-- start Given data --

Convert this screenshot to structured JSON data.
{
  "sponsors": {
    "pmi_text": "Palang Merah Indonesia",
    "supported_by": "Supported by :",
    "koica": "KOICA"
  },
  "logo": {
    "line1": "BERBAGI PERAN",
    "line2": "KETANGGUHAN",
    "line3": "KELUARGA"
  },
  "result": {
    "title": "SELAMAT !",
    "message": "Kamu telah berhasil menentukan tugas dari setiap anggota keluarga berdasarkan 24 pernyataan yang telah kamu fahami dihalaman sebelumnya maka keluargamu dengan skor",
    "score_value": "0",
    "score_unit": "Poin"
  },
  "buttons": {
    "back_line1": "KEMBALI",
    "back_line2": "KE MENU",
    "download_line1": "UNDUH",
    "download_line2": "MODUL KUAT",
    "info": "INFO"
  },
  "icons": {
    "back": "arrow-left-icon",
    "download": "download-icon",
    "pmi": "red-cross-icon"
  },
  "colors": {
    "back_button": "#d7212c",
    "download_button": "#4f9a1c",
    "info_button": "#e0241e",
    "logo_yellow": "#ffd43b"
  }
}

-- end Given data --

From the records above, extract each line exactly as shown.

Convert this screenshot to structured JSON data.
{
  "sponsors": {
    "pmi_text": "Palang Merah Indonesia",
    "supported_by": "Supported by :",
    "koica": "KOICA"
  },
  "logo": {
    "line1": "BERBAGI PERAN",
    "line2": "KETANGGUHAN",
    "line3": "KELUARGA"
  },
  "result": {
    "title": "SELAMAT !",
    "message": "Kamu telah berhasil menentukan tugas dari setiap anggota keluarga berdasarkan 24 pernyataan yang telah kamu fahami dihalaman sebelumnya maka keluargamu dengan skor",
    "score_value": "0",
    "score_unit": "Poin"
  },
  "buttons": {
    "back_line1": "KEMBALI",
    "back_line2": "KE MENU",
    "download_line1": "UNDUH",
    "download_line2": "MODUL KUAT",
    "info": "INFO"
  },
  "icons": {
    "back": "arrow-left-icon",
    "download": "download-icon",
    "pmi": "red-cross-icon"
  },
  "colors": {
    "back_button": "#d7212c",
    "download_button": "#4f9a1c",
    "info_button": "#e0241e",
    "logo_yellow": "#ffd43b"
  }
}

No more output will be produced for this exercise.